REQUIRED TASK: Drop the pictures, then extract the listing word for word.

Dataset items
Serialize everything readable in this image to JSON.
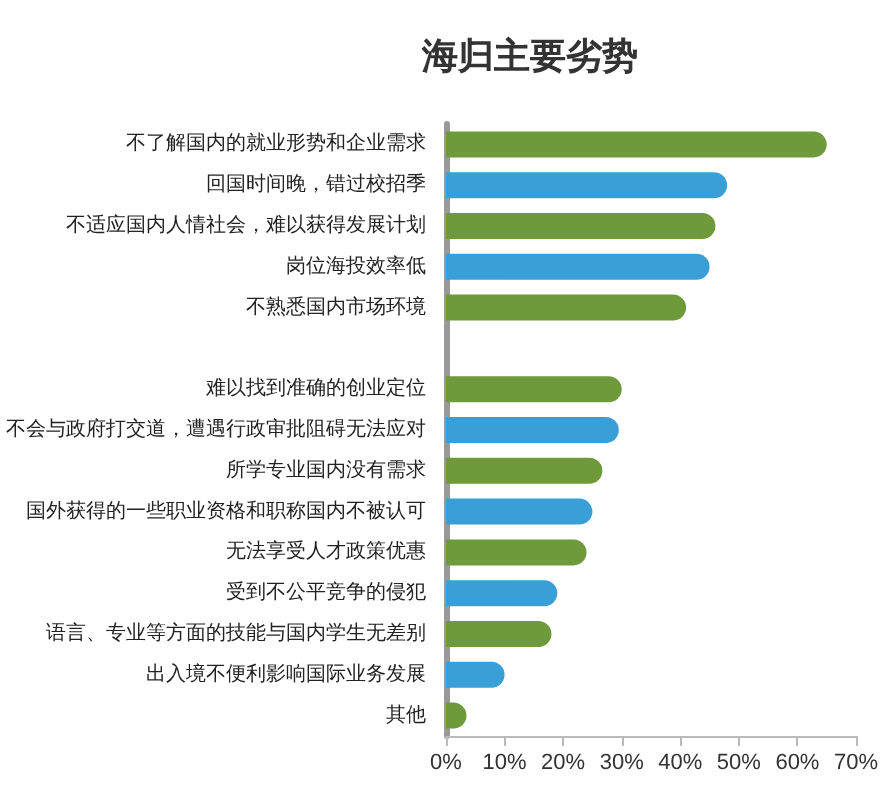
{
  "chart_data": {
    "type": "bar",
    "title": "海归主要劣势",
    "orientation": "horizontal",
    "categories": [
      "不了解国内的就业形势和企业需求",
      "回国时间晚，错过校招季",
      "不适应国内人情社会，难以获得发展计划",
      "岗位海投效率低",
      "不熟悉国内市场环境",
      null,
      "难以找到准确的创业定位",
      "不会与政府打交道，遭遇行政审批阻碍无法应对",
      "所学专业国内没有需求",
      "国外获得的一些职业资格和职称国内不被认可",
      "无法享受人才政策优惠",
      "受到不公平竞争的侵犯",
      "语言、专业等方面的技能与国内学生无差别",
      "出入境不便利影响国际业务发展",
      "其他"
    ],
    "values": [
      65,
      48,
      46,
      45,
      41,
      null,
      30,
      29.5,
      26.7,
      25,
      24,
      19,
      18,
      10,
      3.5
    ],
    "colors": [
      "#6f9a3c",
      "#3a9fd6",
      "#6f9a3c",
      "#3a9fd6",
      "#6f9a3c",
      "#3a9fd6",
      "#6f9a3c",
      "#3a9fd6",
      "#6f9a3c",
      "#3a9fd6",
      "#6f9a3c",
      "#3a9fd6",
      "#6f9a3c",
      "#3a9fd6",
      "#6f9a3c"
    ],
    "xlim": [
      0,
      70
    ],
    "xticks": [
      {
        "value": 0,
        "label": "0%"
      },
      {
        "value": 10,
        "label": "10%"
      },
      {
        "value": 20,
        "label": "20%"
      },
      {
        "value": 30,
        "label": "30%"
      },
      {
        "value": 40,
        "label": "40%"
      },
      {
        "value": 50,
        "label": "50%"
      },
      {
        "value": 60,
        "label": "60%"
      },
      {
        "value": 70,
        "label": "70%"
      }
    ],
    "grid": false
  }
}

REPLY:
Serialize everything readable in this image to JSON.
{
  "chart_data": {
    "type": "bar",
    "title": "海归主要劣势",
    "orientation": "horizontal",
    "categories": [
      "不了解国内的就业形势和企业需求",
      "回国时间晚，错过校招季",
      "不适应国内人情社会，难以获得发展计划",
      "岗位海投效率低",
      "不熟悉国内市场环境",
      null,
      "难以找到准确的创业定位",
      "不会与政府打交道，遭遇行政审批阻碍无法应对",
      "所学专业国内没有需求",
      "国外获得的一些职业资格和职称国内不被认可",
      "无法享受人才政策优惠",
      "受到不公平竞争的侵犯",
      "语言、专业等方面的技能与国内学生无差别",
      "出入境不便利影响国际业务发展",
      "其他"
    ],
    "values": [
      65,
      48,
      46,
      45,
      41,
      null,
      30,
      29.5,
      26.7,
      25,
      24,
      19,
      18,
      10,
      3.5
    ],
    "colors": [
      "#6f9a3c",
      "#3a9fd6",
      "#6f9a3c",
      "#3a9fd6",
      "#6f9a3c",
      "#3a9fd6",
      "#6f9a3c",
      "#3a9fd6",
      "#6f9a3c",
      "#3a9fd6",
      "#6f9a3c",
      "#3a9fd6",
      "#6f9a3c",
      "#3a9fd6",
      "#6f9a3c"
    ],
    "xlim": [
      0,
      70
    ],
    "xticks": [
      {
        "value": 0,
        "label": "0%"
      },
      {
        "value": 10,
        "label": "10%"
      },
      {
        "value": 20,
        "label": "20%"
      },
      {
        "value": 30,
        "label": "30%"
      },
      {
        "value": 40,
        "label": "40%"
      },
      {
        "value": 50,
        "label": "50%"
      },
      {
        "value": 60,
        "label": "60%"
      },
      {
        "value": 70,
        "label": "70%"
      }
    ],
    "grid": false
  }
}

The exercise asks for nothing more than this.